* Extract:
-- BEGIN --
The Sundance Institute announced I Origins as the winner of the Alfred P. Sloan Feature Film Prize at the 2014 Sundance Film Festival, as well as the recipient of the Alfred P. Sloan Lab Fellowship, which is presented through the Institute’s Feature Film Program.
These activities, as well as a panel at the Festival and the Alfred P. Sloan Commissioning Grant, are part of the Sundance Institute Science-in-Film Initiative, which is made possible by a grant from the Alfred P. Sloan Foundation. The initiative supports the development and exhibition of new independent film projects that explore science and technology themes or that depict scientists, engineers and mathematicians in engaging and innovative ways.
“We are delighted to collaborate with Sundance Institute for the 11th year in a row and to recognize Mike Cahill’s original and compelling I Origins as the winner of this year’s Alfred P. Sloan Feature Film Prize,” said Doron Weber, Vice President, Programs at the Alfred P. Sloan Foundation. “With Academy Award-nominated films like this year’s Gravity and Her, I Origins—as well as new scripts we are developing with Sundance Institute Labs such as The Buried Life and Prodigal Summer—demonstrates that not only are science and technology central to understanding, engaging with and dramatizing modern life, but they also make for cracking good films that draw large audiences.”
-- END --
* Data section:
-- BEGIN --
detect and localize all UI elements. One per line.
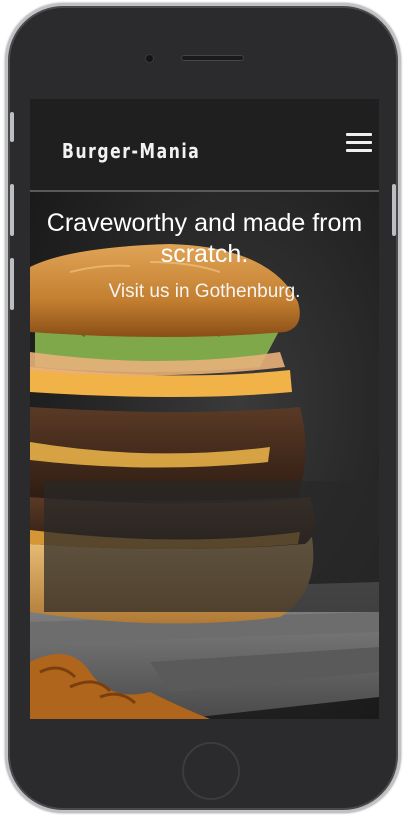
-- END --
* Tasks for this exercise:
a – Reproduce the part of the Sundance prize announcement starting with "The Sundance Institute announced" and going on through "and innovative ways.".
b – According to the Sundance prize announcement, what makes the Sundance Institute Science-in-Film Initiative possible?
Rely only on the Sundance prize announcement and not on the data.

* Solutions in order:
a –
The Sundance Institute announced I Origins as the winner of the Alfred P. Sloan Feature Film Prize at the 2014 Sundance Film Festival, as well as the recipient of the Alfred P. Sloan Lab Fellowship, which is presented through the Institute’s Feature Film Program.
These activities, as well as a panel at the Festival and the Alfred P. Sloan Commissioning Grant, are part of the Sundance Institute Science-in-Film Initiative, which is made possible by a grant from the Alfred P. Sloan Foundation. The initiative supports the development and exhibition of new independent film projects that explore science and technology themes or that depict scientists, engineers and mathematicians in engaging and innovative ways.

b – A grant from the Alfred P. Sloan Foundation makes it possible.